Give back the records below exactly, every one, with no pictures.
#### Given records ####
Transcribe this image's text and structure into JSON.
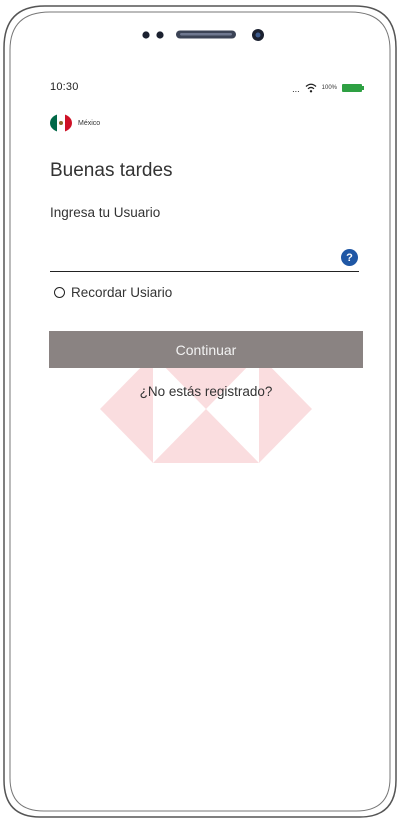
{
  "status_bar": {
    "time": "10:30",
    "signal": "...",
    "battery_percent": "100%",
    "wifi_icon": "wifi-icon",
    "battery_color": "#2ea043"
  },
  "country": {
    "name": "México",
    "flag_icon": "mexico-flag-icon"
  },
  "greeting": "Buenas tardes",
  "login": {
    "user_label": "Ingresa tu Usuario",
    "user_value": "",
    "help_glyph": "?",
    "help_icon": "help-icon",
    "remember_label": "Recordar Usiario",
    "remember_checked": false,
    "continue_label": "Continuar",
    "register_link": "¿No estás registrado?"
  },
  "colors": {
    "button_bg": "#8a8382",
    "help_icon": "#1f57a5",
    "brand_watermark": "#db0011"
  }
}
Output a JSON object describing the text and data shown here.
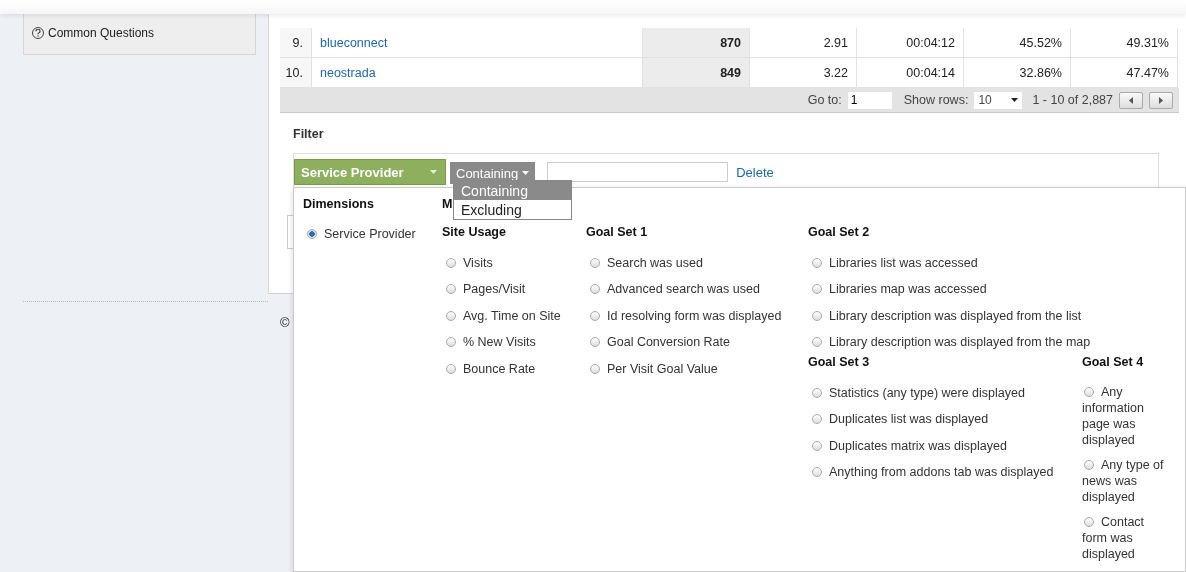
{
  "sidebar": {
    "items": [
      {
        "label": "Common Questions"
      }
    ]
  },
  "table": {
    "rows": [
      {
        "index": "9.",
        "name": "blueconnect",
        "visits": "870",
        "pages_per_visit": "2.91",
        "avg_time": "00:04:12",
        "new_visits": "45.52%",
        "bounce_rate": "49.31%"
      },
      {
        "index": "10.",
        "name": "neostrada",
        "visits": "849",
        "pages_per_visit": "3.22",
        "avg_time": "00:04:14",
        "new_visits": "32.86%",
        "bounce_rate": "47.47%"
      }
    ]
  },
  "pagination": {
    "goto_label": "Go to:",
    "goto_value": "1",
    "show_rows_label": "Show rows:",
    "show_rows_value": "10",
    "range": "1 - 10 of 2,887"
  },
  "filter": {
    "title": "Filter",
    "dimension_button": "Service Provider",
    "mode_button": "Containing",
    "delete_link": "Delete",
    "mode_menu": [
      {
        "label": "Containing",
        "selected": true
      },
      {
        "label": "Excluding",
        "selected": false
      }
    ]
  },
  "picker": {
    "dimensions": {
      "title": "Dimensions",
      "items": [
        {
          "label": "Service Provider",
          "selected": true
        }
      ]
    },
    "metrics_heading": "M",
    "groups": [
      {
        "title": "Site Usage",
        "items": [
          {
            "label": "Visits",
            "selected": false
          },
          {
            "label": "Pages/Visit",
            "selected": false
          },
          {
            "label": "Avg. Time on Site",
            "selected": false
          },
          {
            "label": "% New Visits",
            "selected": false
          },
          {
            "label": "Bounce Rate",
            "selected": false
          }
        ]
      },
      {
        "title": "Goal Set 1",
        "items": [
          {
            "label": "Search was used",
            "selected": false
          },
          {
            "label": "Advanced search was used",
            "selected": false
          },
          {
            "label": "Id resolving form was displayed",
            "selected": false
          },
          {
            "label": "Goal Conversion Rate",
            "selected": false
          },
          {
            "label": "Per Visit Goal Value",
            "selected": false
          }
        ]
      },
      {
        "title": "Goal Set 2",
        "items": [
          {
            "label": "Libraries list was accessed",
            "selected": false
          },
          {
            "label": "Libraries map was accessed",
            "selected": false
          },
          {
            "label": "Library description was displayed from the list",
            "selected": false
          },
          {
            "label": "Library description was displayed from the map",
            "selected": false
          }
        ]
      },
      {
        "title": "Goal Set 3",
        "items": [
          {
            "label": "Statistics (any type) were displayed",
            "selected": false
          },
          {
            "label": "Duplicates list was displayed",
            "selected": false
          },
          {
            "label": "Duplicates matrix was displayed",
            "selected": false
          },
          {
            "label": "Anything from addons tab was displayed",
            "selected": false
          }
        ]
      },
      {
        "title": "Goal Set 4",
        "items": [
          {
            "label": "Any information page was displayed",
            "selected": false
          },
          {
            "label": "Any type of news was displayed",
            "selected": false
          },
          {
            "label": "Contact form was displayed",
            "selected": false
          }
        ]
      }
    ]
  },
  "footer": {
    "copyright": "©"
  }
}
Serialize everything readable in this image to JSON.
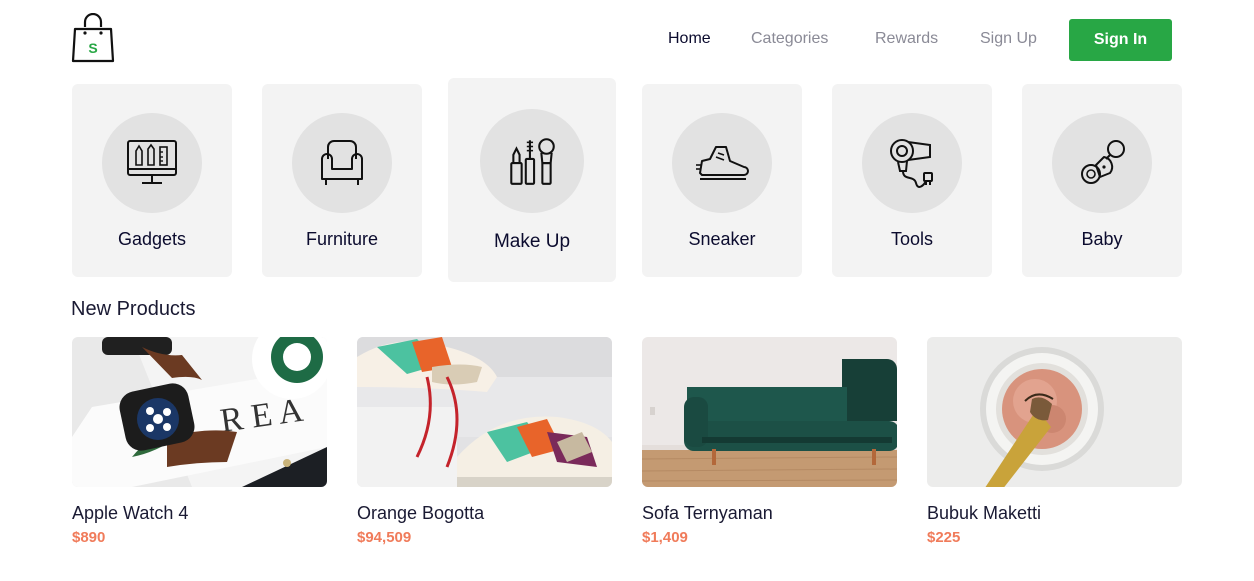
{
  "brand": {
    "logo_letter": "S",
    "logo_color": "#28a745"
  },
  "nav": {
    "items": [
      {
        "label": "Home",
        "active": true
      },
      {
        "label": "Categories",
        "active": false
      },
      {
        "label": "Rewards",
        "active": false
      },
      {
        "label": "Sign Up",
        "active": false
      }
    ],
    "signin_label": "Sign In"
  },
  "categories": [
    {
      "label": "Gadgets",
      "icon": "monitor-design-icon"
    },
    {
      "label": "Furniture",
      "icon": "armchair-icon"
    },
    {
      "label": "Make Up",
      "icon": "makeup-icon"
    },
    {
      "label": "Sneaker",
      "icon": "sneaker-icon"
    },
    {
      "label": "Tools",
      "icon": "hair-dryer-icon"
    },
    {
      "label": "Baby",
      "icon": "pacifier-icon"
    }
  ],
  "new_products": {
    "title": "New Products",
    "items": [
      {
        "name": "Apple Watch 4",
        "price": "$890",
        "image": "smartwatch-photo"
      },
      {
        "name": "Orange Bogotta",
        "price": "$94,509",
        "image": "sneakers-photo"
      },
      {
        "name": "Sofa Ternyaman",
        "price": "$1,409",
        "image": "green-sofa-photo"
      },
      {
        "name": "Bubuk Maketti",
        "price": "$225",
        "image": "makeup-powder-photo"
      }
    ]
  },
  "colors": {
    "accent": "#28a745",
    "price": "#f07b5a",
    "card_bg": "#f3f3f3",
    "circle_bg": "#e2e2e2"
  }
}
####
* Exercise answer
Transcribe this image's text and structure into JSON.
{
  "status_bar": {
    "time": "10:30",
    "signal": "...",
    "battery_percent": "100%",
    "wifi_icon": "wifi-icon",
    "battery_color": "#2ea043"
  },
  "country": {
    "name": "México",
    "flag_icon": "mexico-flag-icon"
  },
  "greeting": "Buenas tardes",
  "login": {
    "user_label": "Ingresa tu Usuario",
    "user_value": "",
    "help_glyph": "?",
    "help_icon": "help-icon",
    "remember_label": "Recordar Usiario",
    "remember_checked": false,
    "continue_label": "Continuar",
    "register_link": "¿No estás registrado?"
  },
  "colors": {
    "button_bg": "#8a8382",
    "help_icon": "#1f57a5",
    "brand_watermark": "#db0011"
  }
}
Output a JSON object describing the text and data shown here.
{
  "sidebar": {
    "items": [
      {
        "label": "Common Questions"
      }
    ]
  },
  "table": {
    "rows": [
      {
        "index": "9.",
        "name": "blueconnect",
        "visits": "870",
        "pages_per_visit": "2.91",
        "avg_time": "00:04:12",
        "new_visits": "45.52%",
        "bounce_rate": "49.31%"
      },
      {
        "index": "10.",
        "name": "neostrada",
        "visits": "849",
        "pages_per_visit": "3.22",
        "avg_time": "00:04:14",
        "new_visits": "32.86%",
        "bounce_rate": "47.47%"
      }
    ]
  },
  "pagination": {
    "goto_label": "Go to:",
    "goto_value": "1",
    "show_rows_label": "Show rows:",
    "show_rows_value": "10",
    "range": "1 - 10 of 2,887"
  },
  "filter": {
    "title": "Filter",
    "dimension_button": "Service Provider",
    "mode_button": "Containing",
    "delete_link": "Delete",
    "mode_menu": [
      {
        "label": "Containing",
        "selected": true
      },
      {
        "label": "Excluding",
        "selected": false
      }
    ]
  },
  "picker": {
    "dimensions": {
      "title": "Dimensions",
      "items": [
        {
          "label": "Service Provider",
          "selected": true
        }
      ]
    },
    "metrics_heading": "M",
    "groups": [
      {
        "title": "Site Usage",
        "items": [
          {
            "label": "Visits",
            "selected": false
          },
          {
            "label": "Pages/Visit",
            "selected": false
          },
          {
            "label": "Avg. Time on Site",
            "selected": false
          },
          {
            "label": "% New Visits",
            "selected": false
          },
          {
            "label": "Bounce Rate",
            "selected": false
          }
        ]
      },
      {
        "title": "Goal Set 1",
        "items": [
          {
            "label": "Search was used",
            "selected": false
          },
          {
            "label": "Advanced search was used",
            "selected": false
          },
          {
            "label": "Id resolving form was displayed",
            "selected": false
          },
          {
            "label": "Goal Conversion Rate",
            "selected": false
          },
          {
            "label": "Per Visit Goal Value",
            "selected": false
          }
        ]
      },
      {
        "title": "Goal Set 2",
        "items": [
          {
            "label": "Libraries list was accessed",
            "selected": false
          },
          {
            "label": "Libraries map was accessed",
            "selected": false
          },
          {
            "label": "Library description was displayed from the list",
            "selected": false
          },
          {
            "label": "Library description was displayed from the map",
            "selected": false
          }
        ]
      },
      {
        "title": "Goal Set 3",
        "items": [
          {
            "label": "Statistics (any type) were displayed",
            "selected": false
          },
          {
            "label": "Duplicates list was displayed",
            "selected": false
          },
          {
            "label": "Duplicates matrix was displayed",
            "selected": false
          },
          {
            "label": "Anything from addons tab was displayed",
            "selected": false
          }
        ]
      },
      {
        "title": "Goal Set 4",
        "items": [
          {
            "label": "Any information page was displayed",
            "selected": false
          },
          {
            "label": "Any type of news was displayed",
            "selected": false
          },
          {
            "label": "Contact form was displayed",
            "selected": false
          }
        ]
      }
    ]
  },
  "footer": {
    "copyright": "©"
  }
}
Serialize everything readable in this image to JSON.
{
  "brand": {
    "logo_letter": "S",
    "logo_color": "#28a745"
  },
  "nav": {
    "items": [
      {
        "label": "Home",
        "active": true
      },
      {
        "label": "Categories",
        "active": false
      },
      {
        "label": "Rewards",
        "active": false
      },
      {
        "label": "Sign Up",
        "active": false
      }
    ],
    "signin_label": "Sign In"
  },
  "categories": [
    {
      "label": "Gadgets",
      "icon": "monitor-design-icon"
    },
    {
      "label": "Furniture",
      "icon": "armchair-icon"
    },
    {
      "label": "Make Up",
      "icon": "makeup-icon"
    },
    {
      "label": "Sneaker",
      "icon": "sneaker-icon"
    },
    {
      "label": "Tools",
      "icon": "hair-dryer-icon"
    },
    {
      "label": "Baby",
      "icon": "pacifier-icon"
    }
  ],
  "new_products": {
    "title": "New Products",
    "items": [
      {
        "name": "Apple Watch 4",
        "price": "$890",
        "image": "smartwatch-photo"
      },
      {
        "name": "Orange Bogotta",
        "price": "$94,509",
        "image": "sneakers-photo"
      },
      {
        "name": "Sofa Ternyaman",
        "price": "$1,409",
        "image": "green-sofa-photo"
      },
      {
        "name": "Bubuk Maketti",
        "price": "$225",
        "image": "makeup-powder-photo"
      }
    ]
  },
  "colors": {
    "accent": "#28a745",
    "price": "#f07b5a",
    "card_bg": "#f3f3f3",
    "circle_bg": "#e2e2e2"
  }
}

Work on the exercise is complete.